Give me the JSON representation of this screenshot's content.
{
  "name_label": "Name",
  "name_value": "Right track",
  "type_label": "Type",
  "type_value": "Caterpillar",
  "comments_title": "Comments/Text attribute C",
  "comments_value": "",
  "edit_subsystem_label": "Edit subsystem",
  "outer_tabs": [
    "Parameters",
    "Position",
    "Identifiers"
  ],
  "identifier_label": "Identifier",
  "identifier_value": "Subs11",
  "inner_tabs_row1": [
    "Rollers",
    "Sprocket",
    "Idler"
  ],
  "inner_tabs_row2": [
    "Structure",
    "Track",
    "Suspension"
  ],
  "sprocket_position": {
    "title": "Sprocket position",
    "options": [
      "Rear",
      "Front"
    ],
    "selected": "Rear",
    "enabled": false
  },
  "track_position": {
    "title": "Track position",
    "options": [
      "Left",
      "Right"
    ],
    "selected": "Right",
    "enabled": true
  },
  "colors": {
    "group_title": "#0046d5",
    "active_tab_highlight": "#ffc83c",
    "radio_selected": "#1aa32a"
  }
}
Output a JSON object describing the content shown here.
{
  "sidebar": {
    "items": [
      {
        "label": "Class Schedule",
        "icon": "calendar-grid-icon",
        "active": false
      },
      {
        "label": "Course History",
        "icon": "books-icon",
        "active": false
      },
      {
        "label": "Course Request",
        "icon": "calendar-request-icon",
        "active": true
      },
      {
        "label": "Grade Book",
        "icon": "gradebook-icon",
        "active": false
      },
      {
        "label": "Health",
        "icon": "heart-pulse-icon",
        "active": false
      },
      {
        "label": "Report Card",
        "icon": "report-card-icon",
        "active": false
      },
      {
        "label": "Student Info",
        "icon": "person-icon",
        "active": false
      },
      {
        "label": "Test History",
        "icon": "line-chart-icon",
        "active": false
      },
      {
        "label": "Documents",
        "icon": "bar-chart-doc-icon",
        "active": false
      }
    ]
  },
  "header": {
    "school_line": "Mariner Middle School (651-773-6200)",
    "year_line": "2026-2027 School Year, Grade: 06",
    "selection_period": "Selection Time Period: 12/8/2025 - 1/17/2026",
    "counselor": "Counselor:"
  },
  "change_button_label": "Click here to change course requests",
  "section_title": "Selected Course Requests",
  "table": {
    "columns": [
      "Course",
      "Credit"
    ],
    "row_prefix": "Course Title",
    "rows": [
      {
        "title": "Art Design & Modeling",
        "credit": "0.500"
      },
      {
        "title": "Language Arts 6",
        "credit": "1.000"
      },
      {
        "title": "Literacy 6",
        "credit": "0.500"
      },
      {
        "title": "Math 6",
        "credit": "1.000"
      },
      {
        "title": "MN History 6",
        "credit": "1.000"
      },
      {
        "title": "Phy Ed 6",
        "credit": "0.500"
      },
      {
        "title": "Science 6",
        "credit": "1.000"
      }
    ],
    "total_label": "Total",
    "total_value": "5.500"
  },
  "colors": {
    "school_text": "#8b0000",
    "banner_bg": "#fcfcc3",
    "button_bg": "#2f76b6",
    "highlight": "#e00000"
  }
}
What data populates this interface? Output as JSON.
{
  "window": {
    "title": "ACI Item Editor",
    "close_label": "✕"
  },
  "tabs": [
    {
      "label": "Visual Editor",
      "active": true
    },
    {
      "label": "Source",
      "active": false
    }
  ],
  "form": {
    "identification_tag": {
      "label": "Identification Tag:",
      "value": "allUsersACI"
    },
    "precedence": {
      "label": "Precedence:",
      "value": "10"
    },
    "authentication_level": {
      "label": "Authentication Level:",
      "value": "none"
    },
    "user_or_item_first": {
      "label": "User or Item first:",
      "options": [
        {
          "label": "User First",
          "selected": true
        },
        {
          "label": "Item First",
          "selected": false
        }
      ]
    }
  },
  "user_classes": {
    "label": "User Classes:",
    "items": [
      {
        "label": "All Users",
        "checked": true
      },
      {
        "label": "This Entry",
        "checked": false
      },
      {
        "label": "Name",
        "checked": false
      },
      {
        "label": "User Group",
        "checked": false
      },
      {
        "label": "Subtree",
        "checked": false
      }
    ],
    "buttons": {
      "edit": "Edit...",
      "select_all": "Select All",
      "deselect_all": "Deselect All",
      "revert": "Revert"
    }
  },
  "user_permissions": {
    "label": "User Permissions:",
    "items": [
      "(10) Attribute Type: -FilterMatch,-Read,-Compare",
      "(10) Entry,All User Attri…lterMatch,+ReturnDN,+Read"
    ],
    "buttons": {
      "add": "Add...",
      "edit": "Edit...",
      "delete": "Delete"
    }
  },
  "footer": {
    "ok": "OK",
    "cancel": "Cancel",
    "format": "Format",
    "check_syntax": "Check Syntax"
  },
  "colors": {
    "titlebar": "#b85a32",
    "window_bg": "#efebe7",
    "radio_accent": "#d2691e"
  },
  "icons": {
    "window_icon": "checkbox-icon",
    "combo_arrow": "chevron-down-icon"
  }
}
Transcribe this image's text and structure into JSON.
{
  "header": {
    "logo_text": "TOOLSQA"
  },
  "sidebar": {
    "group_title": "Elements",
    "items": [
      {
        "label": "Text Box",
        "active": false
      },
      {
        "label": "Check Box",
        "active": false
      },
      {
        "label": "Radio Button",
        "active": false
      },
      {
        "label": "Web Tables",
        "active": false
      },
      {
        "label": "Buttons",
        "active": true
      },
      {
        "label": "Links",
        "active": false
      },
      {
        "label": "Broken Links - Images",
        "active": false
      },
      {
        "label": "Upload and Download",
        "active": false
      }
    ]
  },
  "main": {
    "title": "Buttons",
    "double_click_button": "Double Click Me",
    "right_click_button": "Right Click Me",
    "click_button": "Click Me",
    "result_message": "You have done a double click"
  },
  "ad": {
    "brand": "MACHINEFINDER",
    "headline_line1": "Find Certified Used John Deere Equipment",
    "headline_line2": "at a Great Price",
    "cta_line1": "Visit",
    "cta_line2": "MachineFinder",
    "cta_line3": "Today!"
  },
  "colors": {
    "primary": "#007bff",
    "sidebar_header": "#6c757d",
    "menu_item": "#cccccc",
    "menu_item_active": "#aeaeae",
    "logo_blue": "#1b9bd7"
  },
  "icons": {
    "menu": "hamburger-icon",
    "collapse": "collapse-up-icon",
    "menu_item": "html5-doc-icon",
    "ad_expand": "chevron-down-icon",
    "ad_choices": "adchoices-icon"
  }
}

- TASK -
All of the data must be returned exactly.

- SOLUTION TO THIS TASK -
Give me the JSON representation of this screenshot's content.
{
  "name_label": "Name",
  "name_value": "Right track",
  "type_label": "Type",
  "type_value": "Caterpillar",
  "comments_title": "Comments/Text attribute C",
  "comments_value": "",
  "edit_subsystem_label": "Edit subsystem",
  "outer_tabs": [
    "Parameters",
    "Position",
    "Identifiers"
  ],
  "identifier_label": "Identifier",
  "identifier_value": "Subs11",
  "inner_tabs_row1": [
    "Rollers",
    "Sprocket",
    "Idler"
  ],
  "inner_tabs_row2": [
    "Structure",
    "Track",
    "Suspension"
  ],
  "sprocket_position": {
    "title": "Sprocket position",
    "options": [
      "Rear",
      "Front"
    ],
    "selected": "Rear",
    "enabled": false
  },
  "track_position": {
    "title": "Track position",
    "options": [
      "Left",
      "Right"
    ],
    "selected": "Right",
    "enabled": true
  },
  "colors": {
    "group_title": "#0046d5",
    "active_tab_highlight": "#ffc83c",
    "radio_selected": "#1aa32a"
  }
}
Output a JSON object describing the content shown here.
{
  "sidebar": {
    "items": [
      {
        "label": "Class Schedule",
        "icon": "calendar-grid-icon",
        "active": false
      },
      {
        "label": "Course History",
        "icon": "books-icon",
        "active": false
      },
      {
        "label": "Course Request",
        "icon": "calendar-request-icon",
        "active": true
      },
      {
        "label": "Grade Book",
        "icon": "gradebook-icon",
        "active": false
      },
      {
        "label": "Health",
        "icon": "heart-pulse-icon",
        "active": false
      },
      {
        "label": "Report Card",
        "icon": "report-card-icon",
        "active": false
      },
      {
        "label": "Student Info",
        "icon": "person-icon",
        "active": false
      },
      {
        "label": "Test History",
        "icon": "line-chart-icon",
        "active": false
      },
      {
        "label": "Documents",
        "icon": "bar-chart-doc-icon",
        "active": false
      }
    ]
  },
  "header": {
    "school_line": "Mariner Middle School (651-773-6200)",
    "year_line": "2026-2027 School Year, Grade: 06",
    "selection_period": "Selection Time Period: 12/8/2025 - 1/17/2026",
    "counselor": "Counselor:"
  },
  "change_button_label": "Click here to change course requests",
  "section_title": "Selected Course Requests",
  "table": {
    "columns": [
      "Course",
      "Credit"
    ],
    "row_prefix": "Course Title",
    "rows": [
      {
        "title": "Art Design & Modeling",
        "credit": "0.500"
      },
      {
        "title": "Language Arts 6",
        "credit": "1.000"
      },
      {
        "title": "Literacy 6",
        "credit": "0.500"
      },
      {
        "title": "Math 6",
        "credit": "1.000"
      },
      {
        "title": "MN History 6",
        "credit": "1.000"
      },
      {
        "title": "Phy Ed 6",
        "credit": "0.500"
      },
      {
        "title": "Science 6",
        "credit": "1.000"
      }
    ],
    "total_label": "Total",
    "total_value": "5.500"
  },
  "colors": {
    "school_text": "#8b0000",
    "banner_bg": "#fcfcc3",
    "button_bg": "#2f76b6",
    "highlight": "#e00000"
  }
}
What data populates this interface? Output as JSON.
{
  "window": {
    "title": "ACI Item Editor",
    "close_label": "✕"
  },
  "tabs": [
    {
      "label": "Visual Editor",
      "active": true
    },
    {
      "label": "Source",
      "active": false
    }
  ],
  "form": {
    "identification_tag": {
      "label": "Identification Tag:",
      "value": "allUsersACI"
    },
    "precedence": {
      "label": "Precedence:",
      "value": "10"
    },
    "authentication_level": {
      "label": "Authentication Level:",
      "value": "none"
    },
    "user_or_item_first": {
      "label": "User or Item first:",
      "options": [
        {
          "label": "User First",
          "selected": true
        },
        {
          "label": "Item First",
          "selected": false
        }
      ]
    }
  },
  "user_classes": {
    "label": "User Classes:",
    "items": [
      {
        "label": "All Users",
        "checked": true
      },
      {
        "label": "This Entry",
        "checked": false
      },
      {
        "label": "Name",
        "checked": false
      },
      {
        "label": "User Group",
        "checked": false
      },
      {
        "label": "Subtree",
        "checked": false
      }
    ],
    "buttons": {
      "edit": "Edit...",
      "select_all": "Select All",
      "deselect_all": "Deselect All",
      "revert": "Revert"
    }
  },
  "user_permissions": {
    "label": "User Permissions:",
    "items": [
      "(10) Attribute Type: -FilterMatch,-Read,-Compare",
      "(10) Entry,All User Attri…lterMatch,+ReturnDN,+Read"
    ],
    "buttons": {
      "add": "Add...",
      "edit": "Edit...",
      "delete": "Delete"
    }
  },
  "footer": {
    "ok": "OK",
    "cancel": "Cancel",
    "format": "Format",
    "check_syntax": "Check Syntax"
  },
  "colors": {
    "titlebar": "#b85a32",
    "window_bg": "#efebe7",
    "radio_accent": "#d2691e"
  },
  "icons": {
    "window_icon": "checkbox-icon",
    "combo_arrow": "chevron-down-icon"
  }
}
Transcribe this image's text and structure into JSON.
{
  "header": {
    "logo_text": "TOOLSQA"
  },
  "sidebar": {
    "group_title": "Elements",
    "items": [
      {
        "label": "Text Box",
        "active": false
      },
      {
        "label": "Check Box",
        "active": false
      },
      {
        "label": "Radio Button",
        "active": false
      },
      {
        "label": "Web Tables",
        "active": false
      },
      {
        "label": "Buttons",
        "active": true
      },
      {
        "label": "Links",
        "active": false
      },
      {
        "label": "Broken Links - Images",
        "active": false
      },
      {
        "label": "Upload and Download",
        "active": false
      }
    ]
  },
  "main": {
    "title": "Buttons",
    "double_click_button": "Double Click Me",
    "right_click_button": "Right Click Me",
    "click_button": "Click Me",
    "result_message": "You have done a double click"
  },
  "ad": {
    "brand": "MACHINEFINDER",
    "headline_line1": "Find Certified Used John Deere Equipment",
    "headline_line2": "at a Great Price",
    "cta_line1": "Visit",
    "cta_line2": "MachineFinder",
    "cta_line3": "Today!"
  },
  "colors": {
    "primary": "#007bff",
    "sidebar_header": "#6c757d",
    "menu_item": "#cccccc",
    "menu_item_active": "#aeaeae",
    "logo_blue": "#1b9bd7"
  },
  "icons": {
    "menu": "hamburger-icon",
    "collapse": "collapse-up-icon",
    "menu_item": "html5-doc-icon",
    "ad_expand": "chevron-down-icon",
    "ad_choices": "adchoices-icon"
  }
}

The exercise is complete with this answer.